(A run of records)
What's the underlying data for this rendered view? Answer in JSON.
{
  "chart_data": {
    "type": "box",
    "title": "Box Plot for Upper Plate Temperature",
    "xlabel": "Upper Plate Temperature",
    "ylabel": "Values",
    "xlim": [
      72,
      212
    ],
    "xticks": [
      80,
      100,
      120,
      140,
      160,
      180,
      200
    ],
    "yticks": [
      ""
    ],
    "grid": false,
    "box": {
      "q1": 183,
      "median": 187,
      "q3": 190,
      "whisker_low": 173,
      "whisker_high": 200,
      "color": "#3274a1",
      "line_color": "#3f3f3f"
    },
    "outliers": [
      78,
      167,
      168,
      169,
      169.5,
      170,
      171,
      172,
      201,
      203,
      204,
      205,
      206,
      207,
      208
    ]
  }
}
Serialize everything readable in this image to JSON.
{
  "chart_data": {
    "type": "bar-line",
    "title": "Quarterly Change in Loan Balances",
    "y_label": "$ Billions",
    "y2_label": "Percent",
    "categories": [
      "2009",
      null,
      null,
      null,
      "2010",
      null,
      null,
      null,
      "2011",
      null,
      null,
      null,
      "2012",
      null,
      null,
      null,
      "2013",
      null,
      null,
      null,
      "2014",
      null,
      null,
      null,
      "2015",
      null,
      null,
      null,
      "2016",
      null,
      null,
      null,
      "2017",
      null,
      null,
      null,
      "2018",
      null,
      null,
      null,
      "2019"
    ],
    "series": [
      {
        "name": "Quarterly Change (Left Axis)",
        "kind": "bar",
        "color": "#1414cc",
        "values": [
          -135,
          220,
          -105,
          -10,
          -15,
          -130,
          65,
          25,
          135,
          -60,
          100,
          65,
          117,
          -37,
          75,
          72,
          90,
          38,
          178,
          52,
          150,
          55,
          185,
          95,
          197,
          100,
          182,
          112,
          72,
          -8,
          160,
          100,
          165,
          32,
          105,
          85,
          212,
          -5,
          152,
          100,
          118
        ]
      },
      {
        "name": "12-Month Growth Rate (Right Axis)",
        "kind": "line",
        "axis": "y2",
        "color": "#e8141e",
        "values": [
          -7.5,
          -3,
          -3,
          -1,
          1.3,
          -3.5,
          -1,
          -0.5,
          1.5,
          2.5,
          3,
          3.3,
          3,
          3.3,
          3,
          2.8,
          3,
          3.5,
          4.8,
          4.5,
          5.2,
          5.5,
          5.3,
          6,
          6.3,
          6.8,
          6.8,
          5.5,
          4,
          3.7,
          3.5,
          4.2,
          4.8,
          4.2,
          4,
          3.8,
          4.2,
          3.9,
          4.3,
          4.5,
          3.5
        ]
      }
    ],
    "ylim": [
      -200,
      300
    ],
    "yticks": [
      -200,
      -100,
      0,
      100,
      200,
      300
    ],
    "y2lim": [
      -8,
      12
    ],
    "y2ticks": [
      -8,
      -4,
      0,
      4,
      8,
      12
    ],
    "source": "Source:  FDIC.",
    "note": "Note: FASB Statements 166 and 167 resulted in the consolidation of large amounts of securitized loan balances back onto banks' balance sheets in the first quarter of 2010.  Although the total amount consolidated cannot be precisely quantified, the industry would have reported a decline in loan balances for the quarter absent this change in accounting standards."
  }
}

* **Task to carry out**
From the data above, gather every line that includes the word "Quarterly".

* **Result**
    "title": "Quarterly Change in Loan Balances",
        "name": "Quarterly Change (Left Axis)",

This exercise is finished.